— begin —

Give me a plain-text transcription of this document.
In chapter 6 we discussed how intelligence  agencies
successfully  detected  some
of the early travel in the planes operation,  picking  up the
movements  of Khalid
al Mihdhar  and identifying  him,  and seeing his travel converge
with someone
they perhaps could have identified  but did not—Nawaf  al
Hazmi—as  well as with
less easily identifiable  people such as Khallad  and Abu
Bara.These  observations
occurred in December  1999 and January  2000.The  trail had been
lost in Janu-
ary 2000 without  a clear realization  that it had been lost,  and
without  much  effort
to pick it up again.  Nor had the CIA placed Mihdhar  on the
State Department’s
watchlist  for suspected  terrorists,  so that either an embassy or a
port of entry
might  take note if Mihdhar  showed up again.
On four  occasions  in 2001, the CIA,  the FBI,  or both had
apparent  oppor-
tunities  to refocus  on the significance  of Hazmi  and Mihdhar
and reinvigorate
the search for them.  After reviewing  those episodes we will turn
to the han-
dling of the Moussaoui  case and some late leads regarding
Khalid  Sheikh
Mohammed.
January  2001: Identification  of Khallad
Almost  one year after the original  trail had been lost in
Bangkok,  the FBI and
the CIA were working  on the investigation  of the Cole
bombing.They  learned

— end —

## Exercise instructions
Copy all the lines, exactly.

## Output for this exercise
Give me a plain-text transcription of this document.
In chapter 6 we discussed how intelligence  agencies
successfully  detected  some
of the early travel in the planes operation,  picking  up the
movements  of Khalid
al Mihdhar  and identifying  him,  and seeing his travel converge
with someone
they perhaps could have identified  but did not—Nawaf  al
Hazmi—as  well as with
less easily identifiable  people such as Khallad  and Abu
Bara.These  observations
occurred in December  1999 and January  2000.The  trail had been
lost in Janu-
ary 2000 without  a clear realization  that it had been lost,  and
without  much  effort
to pick it up again.  Nor had the CIA placed Mihdhar  on the
State Department’s
watchlist  for suspected  terrorists,  so that either an embassy or a
port of entry
might  take note if Mihdhar  showed up again.
On four  occasions  in 2001, the CIA,  the FBI,  or both had
apparent  oppor-
tunities  to refocus  on the significance  of Hazmi  and Mihdhar
and reinvigorate
the search for them.  After reviewing  those episodes we will turn
to the han-
dling of the Moussaoui  case and some late leads regarding
Khalid  Sheikh
Mohammed.
January  2001: Identification  of Khallad
Almost  one year after the original  trail had been lost in
Bangkok,  the FBI and
the CIA were working  on the investigation  of the Cole
bombing.They  learned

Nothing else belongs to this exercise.